→ Exercise
Go through the listing and pick out each line with the word "document" in it.

→ Material shown
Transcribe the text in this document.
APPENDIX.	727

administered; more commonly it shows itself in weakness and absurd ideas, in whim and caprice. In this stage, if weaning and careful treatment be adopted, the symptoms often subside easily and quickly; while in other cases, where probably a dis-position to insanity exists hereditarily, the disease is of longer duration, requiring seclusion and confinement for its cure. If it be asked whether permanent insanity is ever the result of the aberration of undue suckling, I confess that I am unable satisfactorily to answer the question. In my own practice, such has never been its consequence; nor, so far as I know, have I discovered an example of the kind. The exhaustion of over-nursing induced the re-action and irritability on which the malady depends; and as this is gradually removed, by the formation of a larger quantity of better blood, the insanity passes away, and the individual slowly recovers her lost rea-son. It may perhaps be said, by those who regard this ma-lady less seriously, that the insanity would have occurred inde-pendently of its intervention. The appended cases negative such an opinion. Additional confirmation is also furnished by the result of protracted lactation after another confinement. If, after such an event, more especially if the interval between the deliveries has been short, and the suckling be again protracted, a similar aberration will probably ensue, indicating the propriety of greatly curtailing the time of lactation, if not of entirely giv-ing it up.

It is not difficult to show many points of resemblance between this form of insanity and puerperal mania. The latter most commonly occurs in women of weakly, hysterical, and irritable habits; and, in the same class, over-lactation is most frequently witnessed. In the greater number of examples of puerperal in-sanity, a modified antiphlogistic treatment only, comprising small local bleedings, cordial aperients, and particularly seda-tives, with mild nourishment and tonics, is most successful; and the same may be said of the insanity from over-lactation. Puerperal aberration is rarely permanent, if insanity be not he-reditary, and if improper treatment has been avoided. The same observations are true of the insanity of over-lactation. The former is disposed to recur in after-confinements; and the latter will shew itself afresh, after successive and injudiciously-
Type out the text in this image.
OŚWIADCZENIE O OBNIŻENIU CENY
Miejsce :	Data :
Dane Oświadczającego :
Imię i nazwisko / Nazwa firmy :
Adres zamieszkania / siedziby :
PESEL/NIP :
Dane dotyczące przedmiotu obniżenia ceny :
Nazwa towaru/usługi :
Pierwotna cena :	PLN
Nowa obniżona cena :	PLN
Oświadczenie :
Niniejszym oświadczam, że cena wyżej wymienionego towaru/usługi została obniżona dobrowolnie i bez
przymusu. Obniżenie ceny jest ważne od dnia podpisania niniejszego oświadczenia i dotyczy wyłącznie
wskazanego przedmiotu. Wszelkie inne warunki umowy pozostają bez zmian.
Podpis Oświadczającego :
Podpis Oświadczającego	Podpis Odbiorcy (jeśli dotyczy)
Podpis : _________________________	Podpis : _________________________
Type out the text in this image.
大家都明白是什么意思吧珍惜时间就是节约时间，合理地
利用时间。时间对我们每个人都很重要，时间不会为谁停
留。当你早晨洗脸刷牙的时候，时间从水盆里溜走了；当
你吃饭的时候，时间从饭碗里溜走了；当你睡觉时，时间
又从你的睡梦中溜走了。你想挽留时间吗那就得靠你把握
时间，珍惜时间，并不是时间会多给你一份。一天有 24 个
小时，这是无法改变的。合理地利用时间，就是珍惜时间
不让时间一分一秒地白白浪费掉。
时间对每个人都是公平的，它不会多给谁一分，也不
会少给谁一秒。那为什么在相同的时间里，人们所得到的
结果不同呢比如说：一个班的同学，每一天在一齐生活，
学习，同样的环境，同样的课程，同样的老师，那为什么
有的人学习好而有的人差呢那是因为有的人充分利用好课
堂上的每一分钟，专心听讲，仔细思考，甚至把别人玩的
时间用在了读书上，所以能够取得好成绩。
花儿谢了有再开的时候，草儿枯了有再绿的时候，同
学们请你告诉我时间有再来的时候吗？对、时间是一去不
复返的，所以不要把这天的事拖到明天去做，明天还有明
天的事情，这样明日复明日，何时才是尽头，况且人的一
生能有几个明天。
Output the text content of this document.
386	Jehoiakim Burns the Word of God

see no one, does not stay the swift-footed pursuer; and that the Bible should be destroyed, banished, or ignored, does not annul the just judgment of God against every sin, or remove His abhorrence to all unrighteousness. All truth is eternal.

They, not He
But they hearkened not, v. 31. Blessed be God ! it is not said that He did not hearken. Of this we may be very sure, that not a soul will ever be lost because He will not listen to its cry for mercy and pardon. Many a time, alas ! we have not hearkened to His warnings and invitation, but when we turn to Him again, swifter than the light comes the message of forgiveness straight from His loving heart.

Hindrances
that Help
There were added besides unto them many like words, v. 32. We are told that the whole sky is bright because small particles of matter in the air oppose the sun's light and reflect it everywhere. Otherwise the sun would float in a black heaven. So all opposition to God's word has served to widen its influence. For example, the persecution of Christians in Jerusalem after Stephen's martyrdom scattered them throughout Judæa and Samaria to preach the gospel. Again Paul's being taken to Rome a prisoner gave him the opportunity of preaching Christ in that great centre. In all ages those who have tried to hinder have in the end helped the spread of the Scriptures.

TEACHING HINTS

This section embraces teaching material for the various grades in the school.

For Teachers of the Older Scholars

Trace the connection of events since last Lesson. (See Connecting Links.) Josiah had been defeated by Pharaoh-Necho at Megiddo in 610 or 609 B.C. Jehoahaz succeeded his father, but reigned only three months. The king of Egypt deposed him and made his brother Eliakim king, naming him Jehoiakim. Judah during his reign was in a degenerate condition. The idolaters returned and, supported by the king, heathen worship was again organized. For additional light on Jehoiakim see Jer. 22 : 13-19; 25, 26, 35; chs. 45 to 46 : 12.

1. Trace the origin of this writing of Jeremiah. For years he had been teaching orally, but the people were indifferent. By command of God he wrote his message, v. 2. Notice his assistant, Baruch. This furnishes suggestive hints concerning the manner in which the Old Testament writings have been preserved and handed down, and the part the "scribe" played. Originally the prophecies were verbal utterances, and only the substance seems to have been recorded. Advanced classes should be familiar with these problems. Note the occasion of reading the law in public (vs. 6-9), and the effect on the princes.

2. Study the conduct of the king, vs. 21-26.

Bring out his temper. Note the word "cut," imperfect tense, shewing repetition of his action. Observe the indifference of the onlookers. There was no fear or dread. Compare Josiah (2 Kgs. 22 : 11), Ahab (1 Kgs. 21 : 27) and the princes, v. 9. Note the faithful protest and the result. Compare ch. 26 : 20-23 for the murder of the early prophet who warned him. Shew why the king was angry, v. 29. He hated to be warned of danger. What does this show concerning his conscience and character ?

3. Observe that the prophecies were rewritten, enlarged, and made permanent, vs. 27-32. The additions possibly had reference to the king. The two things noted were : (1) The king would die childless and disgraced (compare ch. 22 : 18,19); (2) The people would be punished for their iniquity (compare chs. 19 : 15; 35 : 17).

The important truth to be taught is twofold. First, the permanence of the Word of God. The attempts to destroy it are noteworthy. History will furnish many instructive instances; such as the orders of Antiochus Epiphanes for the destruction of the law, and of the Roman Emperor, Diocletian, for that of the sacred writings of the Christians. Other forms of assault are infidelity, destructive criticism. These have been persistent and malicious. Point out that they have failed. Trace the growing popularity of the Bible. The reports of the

→ Output for this exercise
Transcribe the text in this document.
Output the text content of this document.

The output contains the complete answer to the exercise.